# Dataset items
===
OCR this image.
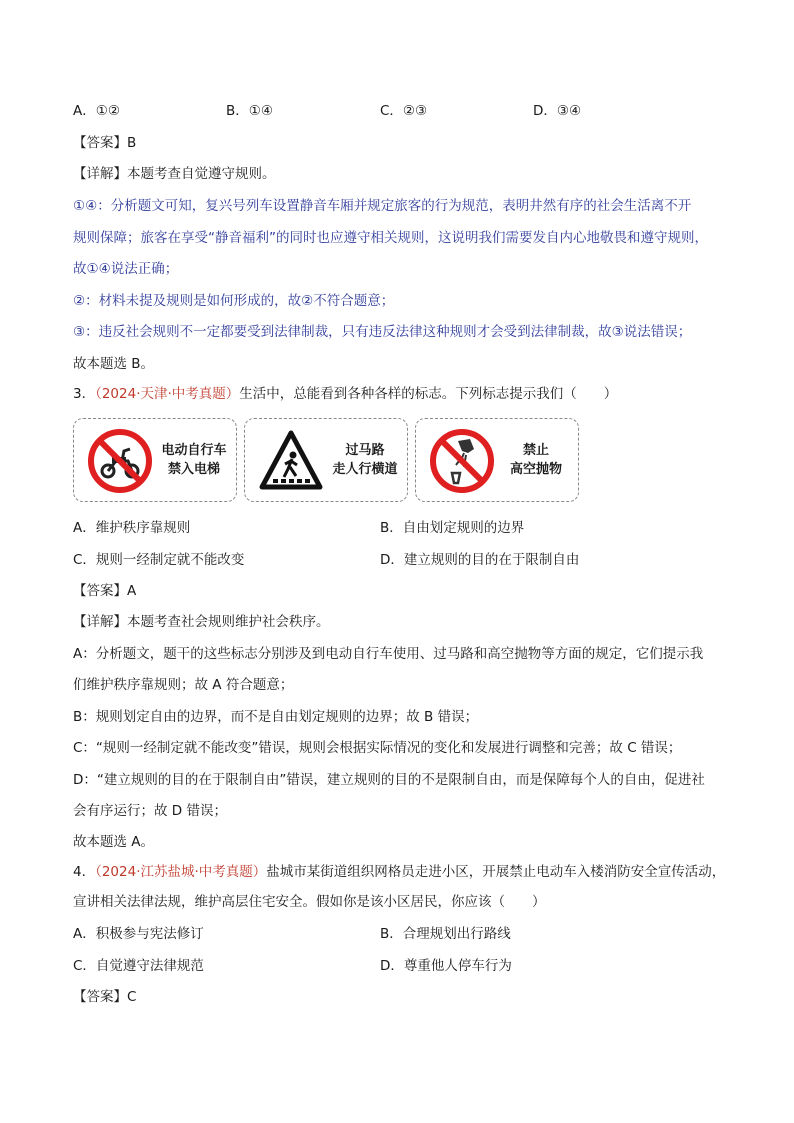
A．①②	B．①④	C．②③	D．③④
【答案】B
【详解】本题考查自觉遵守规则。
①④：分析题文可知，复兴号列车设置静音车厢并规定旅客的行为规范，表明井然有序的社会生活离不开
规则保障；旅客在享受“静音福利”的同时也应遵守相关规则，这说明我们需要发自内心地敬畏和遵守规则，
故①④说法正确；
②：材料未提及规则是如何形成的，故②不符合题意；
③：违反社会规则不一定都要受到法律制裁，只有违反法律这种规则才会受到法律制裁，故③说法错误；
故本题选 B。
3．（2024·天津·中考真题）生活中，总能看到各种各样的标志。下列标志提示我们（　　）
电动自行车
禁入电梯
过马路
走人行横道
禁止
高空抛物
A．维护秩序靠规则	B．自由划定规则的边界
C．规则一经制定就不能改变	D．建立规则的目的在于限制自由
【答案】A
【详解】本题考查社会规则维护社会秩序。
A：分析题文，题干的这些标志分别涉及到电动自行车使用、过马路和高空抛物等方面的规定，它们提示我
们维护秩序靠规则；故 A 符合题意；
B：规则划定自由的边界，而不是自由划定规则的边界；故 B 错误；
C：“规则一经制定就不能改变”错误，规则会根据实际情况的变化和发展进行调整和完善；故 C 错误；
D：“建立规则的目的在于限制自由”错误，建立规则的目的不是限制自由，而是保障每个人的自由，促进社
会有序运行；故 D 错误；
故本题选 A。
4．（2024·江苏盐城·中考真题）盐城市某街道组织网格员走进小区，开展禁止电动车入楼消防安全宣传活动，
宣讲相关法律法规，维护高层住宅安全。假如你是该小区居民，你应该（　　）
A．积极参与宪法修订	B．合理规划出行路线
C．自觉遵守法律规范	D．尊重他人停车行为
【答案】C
===
# Work required
Write out the data precisely as given, excluding the pictures.

# The response
OCR this image.
A．①②	B．①④	C．②③	D．③④
【答案】B
【详解】本题考查自觉遵守规则。
①④：分析题文可知，复兴号列车设置静音车厢并规定旅客的行为规范，表明井然有序的社会生活离不开
规则保障；旅客在享受“静音福利”的同时也应遵守相关规则，这说明我们需要发自内心地敬畏和遵守规则，
故①④说法正确；
②：材料未提及规则是如何形成的，故②不符合题意；
③：违反社会规则不一定都要受到法律制裁，只有违反法律这种规则才会受到法律制裁，故③说法错误；
故本题选 B。
3．（2024·天津·中考真题）生活中，总能看到各种各样的标志。下列标志提示我们（　　）
电动自行车
禁入电梯
过马路
走人行横道
禁止
高空抛物
A．维护秩序靠规则	B．自由划定规则的边界
C．规则一经制定就不能改变	D．建立规则的目的在于限制自由
【答案】A
【详解】本题考查社会规则维护社会秩序。
A：分析题文，题干的这些标志分别涉及到电动自行车使用、过马路和高空抛物等方面的规定，它们提示我
们维护秩序靠规则；故 A 符合题意；
B：规则划定自由的边界，而不是自由划定规则的边界；故 B 错误；
C：“规则一经制定就不能改变”错误，规则会根据实际情况的变化和发展进行调整和完善；故 C 错误；
D：“建立规则的目的在于限制自由”错误，建立规则的目的不是限制自由，而是保障每个人的自由，促进社
会有序运行；故 D 错误；
故本题选 A。
4．（2024·江苏盐城·中考真题）盐城市某街道组织网格员走进小区，开展禁止电动车入楼消防安全宣传活动，
宣讲相关法律法规，维护高层住宅安全。假如你是该小区居民，你应该（　　）
A．积极参与宪法修订	B．合理规划出行路线
C．自觉遵守法律规范	D．尊重他人停车行为
【答案】C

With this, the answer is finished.